Short problem:
Each line that follows should be printed again exactly as it stands.

[Stored data entries]
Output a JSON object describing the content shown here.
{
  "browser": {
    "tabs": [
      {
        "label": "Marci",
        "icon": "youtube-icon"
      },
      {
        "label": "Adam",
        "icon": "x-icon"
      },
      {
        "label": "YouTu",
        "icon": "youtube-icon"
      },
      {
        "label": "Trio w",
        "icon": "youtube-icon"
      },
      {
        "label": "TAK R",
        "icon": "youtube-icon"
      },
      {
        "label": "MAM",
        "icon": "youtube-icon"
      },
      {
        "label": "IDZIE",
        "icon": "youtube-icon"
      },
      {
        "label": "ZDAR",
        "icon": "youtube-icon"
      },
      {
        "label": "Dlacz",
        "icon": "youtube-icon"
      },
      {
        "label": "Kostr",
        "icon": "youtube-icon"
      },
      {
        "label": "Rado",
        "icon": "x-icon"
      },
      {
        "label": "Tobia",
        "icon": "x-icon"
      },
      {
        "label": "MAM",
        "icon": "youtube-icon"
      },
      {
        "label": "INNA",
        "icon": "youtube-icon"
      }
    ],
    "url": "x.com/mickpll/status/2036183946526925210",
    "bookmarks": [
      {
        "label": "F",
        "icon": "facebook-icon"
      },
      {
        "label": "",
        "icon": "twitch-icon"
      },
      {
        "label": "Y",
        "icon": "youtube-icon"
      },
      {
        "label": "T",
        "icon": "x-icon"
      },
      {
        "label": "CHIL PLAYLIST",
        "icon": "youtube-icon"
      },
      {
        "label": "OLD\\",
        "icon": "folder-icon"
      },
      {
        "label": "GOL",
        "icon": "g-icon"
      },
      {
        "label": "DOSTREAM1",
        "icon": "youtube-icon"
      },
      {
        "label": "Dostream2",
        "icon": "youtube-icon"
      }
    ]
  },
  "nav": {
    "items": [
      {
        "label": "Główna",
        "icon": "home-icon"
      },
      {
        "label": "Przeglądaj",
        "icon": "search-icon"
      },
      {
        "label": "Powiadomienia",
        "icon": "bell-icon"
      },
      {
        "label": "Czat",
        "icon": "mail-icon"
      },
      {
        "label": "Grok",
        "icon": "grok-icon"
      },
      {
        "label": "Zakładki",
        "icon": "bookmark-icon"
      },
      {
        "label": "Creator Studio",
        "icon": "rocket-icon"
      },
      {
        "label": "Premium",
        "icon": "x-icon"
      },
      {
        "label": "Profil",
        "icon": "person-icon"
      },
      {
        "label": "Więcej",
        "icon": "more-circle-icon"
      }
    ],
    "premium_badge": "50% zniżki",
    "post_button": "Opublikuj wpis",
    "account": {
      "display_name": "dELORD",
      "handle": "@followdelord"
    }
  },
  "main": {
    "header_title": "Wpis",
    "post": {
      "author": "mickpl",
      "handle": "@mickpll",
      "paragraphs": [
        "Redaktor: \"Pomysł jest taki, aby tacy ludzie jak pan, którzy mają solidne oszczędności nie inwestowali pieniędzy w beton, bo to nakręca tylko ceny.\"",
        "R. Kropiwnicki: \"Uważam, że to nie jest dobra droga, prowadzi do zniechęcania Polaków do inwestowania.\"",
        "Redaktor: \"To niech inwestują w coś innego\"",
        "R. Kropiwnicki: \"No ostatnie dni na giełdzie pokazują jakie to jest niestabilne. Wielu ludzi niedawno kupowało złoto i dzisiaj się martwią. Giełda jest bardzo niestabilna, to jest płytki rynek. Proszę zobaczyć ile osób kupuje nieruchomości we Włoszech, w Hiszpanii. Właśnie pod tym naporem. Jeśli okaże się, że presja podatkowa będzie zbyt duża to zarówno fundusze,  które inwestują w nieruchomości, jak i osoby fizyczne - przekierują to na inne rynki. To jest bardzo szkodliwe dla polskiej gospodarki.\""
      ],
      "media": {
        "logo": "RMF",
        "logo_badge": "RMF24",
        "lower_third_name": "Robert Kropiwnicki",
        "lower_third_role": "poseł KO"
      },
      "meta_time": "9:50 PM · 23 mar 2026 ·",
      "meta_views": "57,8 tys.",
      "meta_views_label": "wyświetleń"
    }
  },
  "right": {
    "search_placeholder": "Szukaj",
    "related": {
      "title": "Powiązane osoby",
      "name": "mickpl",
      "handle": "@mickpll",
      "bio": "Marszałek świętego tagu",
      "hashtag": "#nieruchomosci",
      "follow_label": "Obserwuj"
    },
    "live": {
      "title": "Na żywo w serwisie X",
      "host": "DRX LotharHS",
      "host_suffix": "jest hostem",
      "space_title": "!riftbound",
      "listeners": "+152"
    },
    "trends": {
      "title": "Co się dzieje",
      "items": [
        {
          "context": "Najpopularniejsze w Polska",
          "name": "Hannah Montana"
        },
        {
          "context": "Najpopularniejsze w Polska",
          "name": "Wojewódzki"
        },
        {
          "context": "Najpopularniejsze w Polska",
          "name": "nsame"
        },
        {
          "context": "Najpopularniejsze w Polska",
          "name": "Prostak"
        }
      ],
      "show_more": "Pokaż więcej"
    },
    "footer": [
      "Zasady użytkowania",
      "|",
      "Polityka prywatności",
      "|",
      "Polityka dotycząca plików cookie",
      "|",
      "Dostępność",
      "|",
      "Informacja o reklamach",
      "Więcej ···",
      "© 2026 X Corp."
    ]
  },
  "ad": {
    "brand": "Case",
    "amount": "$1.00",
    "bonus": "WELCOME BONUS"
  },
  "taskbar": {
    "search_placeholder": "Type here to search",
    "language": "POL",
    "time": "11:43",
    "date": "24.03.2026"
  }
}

In response:
Output a JSON object describing the content shown here.
{
  "browser": {
    "tabs": [
      {
        "label": "Marci",
        "icon": "youtube-icon"
      },
      {
        "label": "Adam",
        "icon": "x-icon"
      },
      {
        "label": "YouTu",
        "icon": "youtube-icon"
      },
      {
        "label": "Trio w",
        "icon": "youtube-icon"
      },
      {
        "label": "TAK R",
        "icon": "youtube-icon"
      },
      {
        "label": "MAM",
        "icon": "youtube-icon"
      },
      {
        "label": "IDZIE",
        "icon": "youtube-icon"
      },
      {
        "label": "ZDAR",
        "icon": "youtube-icon"
      },
      {
        "label": "Dlacz",
        "icon": "youtube-icon"
      },
      {
        "label": "Kostr",
        "icon": "youtube-icon"
      },
      {
        "label": "Rado",
        "icon": "x-icon"
      },
      {
        "label": "Tobia",
        "icon": "x-icon"
      },
      {
        "label": "MAM",
        "icon": "youtube-icon"
      },
      {
        "label": "INNA",
        "icon": "youtube-icon"
      }
    ],
    "url": "x.com/mickpll/status/2036183946526925210",
    "bookmarks": [
      {
        "label": "F",
        "icon": "facebook-icon"
      },
      {
        "label": "",
        "icon": "twitch-icon"
      },
      {
        "label": "Y",
        "icon": "youtube-icon"
      },
      {
        "label": "T",
        "icon": "x-icon"
      },
      {
        "label": "CHIL PLAYLIST",
        "icon": "youtube-icon"
      },
      {
        "label": "OLD\\",
        "icon": "folder-icon"
      },
      {
        "label": "GOL",
        "icon": "g-icon"
      },
      {
        "label": "DOSTREAM1",
        "icon": "youtube-icon"
      },
      {
        "label": "Dostream2",
        "icon": "youtube-icon"
      }
    ]
  },
  "nav": {
    "items": [
      {
        "label": "Główna",
        "icon": "home-icon"
      },
      {
        "label": "Przeglądaj",
        "icon": "search-icon"
      },
      {
        "label": "Powiadomienia",
        "icon": "bell-icon"
      },
      {
        "label": "Czat",
        "icon": "mail-icon"
      },
      {
        "label": "Grok",
        "icon": "grok-icon"
      },
      {
        "label": "Zakładki",
        "icon": "bookmark-icon"
      },
      {
        "label": "Creator Studio",
        "icon": "rocket-icon"
      },
      {
        "label": "Premium",
        "icon": "x-icon"
      },
      {
        "label": "Profil",
        "icon": "person-icon"
      },
      {
        "label": "Więcej",
        "icon": "more-circle-icon"
      }
    ],
    "premium_badge": "50% zniżki",
    "post_button": "Opublikuj wpis",
    "account": {
      "display_name": "dELORD",
      "handle": "@followdelord"
    }
  },
  "main": {
    "header_title": "Wpis",
    "post": {
      "author": "mickpl",
      "handle": "@mickpll",
      "paragraphs": [
        "Redaktor: \"Pomysł jest taki, aby tacy ludzie jak pan, którzy mają solidne oszczędności nie inwestowali pieniędzy w beton, bo to nakręca tylko ceny.\"",
        "R. Kropiwnicki: \"Uważam, że to nie jest dobra droga, prowadzi do zniechęcania Polaków do inwestowania.\"",
        "Redaktor: \"To niech inwestują w coś innego\"",
        "R. Kropiwnicki: \"No ostatnie dni na giełdzie pokazują jakie to jest niestabilne. Wielu ludzi niedawno kupowało złoto i dzisiaj się martwią. Giełda jest bardzo niestabilna, to jest płytki rynek. Proszę zobaczyć ile osób kupuje nieruchomości we Włoszech, w Hiszpanii. Właśnie pod tym naporem. Jeśli okaże się, że presja podatkowa będzie zbyt duża to zarówno fundusze,  które inwestują w nieruchomości, jak i osoby fizyczne - przekierują to na inne rynki. To jest bardzo szkodliwe dla polskiej gospodarki.\""
      ],
      "media": {
        "logo": "RMF",
        "logo_badge": "RMF24",
        "lower_third_name": "Robert Kropiwnicki",
        "lower_third_role": "poseł KO"
      },
      "meta_time": "9:50 PM · 23 mar 2026 ·",
      "meta_views": "57,8 tys.",
      "meta_views_label": "wyświetleń"
    }
  },
  "right": {
    "search_placeholder": "Szukaj",
    "related": {
      "title": "Powiązane osoby",
      "name": "mickpl",
      "handle": "@mickpll",
      "bio": "Marszałek świętego tagu",
      "hashtag": "#nieruchomosci",
      "follow_label": "Obserwuj"
    },
    "live": {
      "title": "Na żywo w serwisie X",
      "host": "DRX LotharHS",
      "host_suffix": "jest hostem",
      "space_title": "!riftbound",
      "listeners": "+152"
    },
    "trends": {
      "title": "Co się dzieje",
      "items": [
        {
          "context": "Najpopularniejsze w Polska",
          "name": "Hannah Montana"
        },
        {
          "context": "Najpopularniejsze w Polska",
          "name": "Wojewódzki"
        },
        {
          "context": "Najpopularniejsze w Polska",
          "name": "nsame"
        },
        {
          "context": "Najpopularniejsze w Polska",
          "name": "Prostak"
        }
      ],
      "show_more": "Pokaż więcej"
    },
    "footer": [
      "Zasady użytkowania",
      "|",
      "Polityka prywatności",
      "|",
      "Polityka dotycząca plików cookie",
      "|",
      "Dostępność",
      "|",
      "Informacja o reklamach",
      "Więcej ···",
      "© 2026 X Corp."
    ]
  },
  "ad": {
    "brand": "Case",
    "amount": "$1.00",
    "bonus": "WELCOME BONUS"
  },
  "taskbar": {
    "search_placeholder": "Type here to search",
    "language": "POL",
    "time": "11:43",
    "date": "24.03.2026"
  }
}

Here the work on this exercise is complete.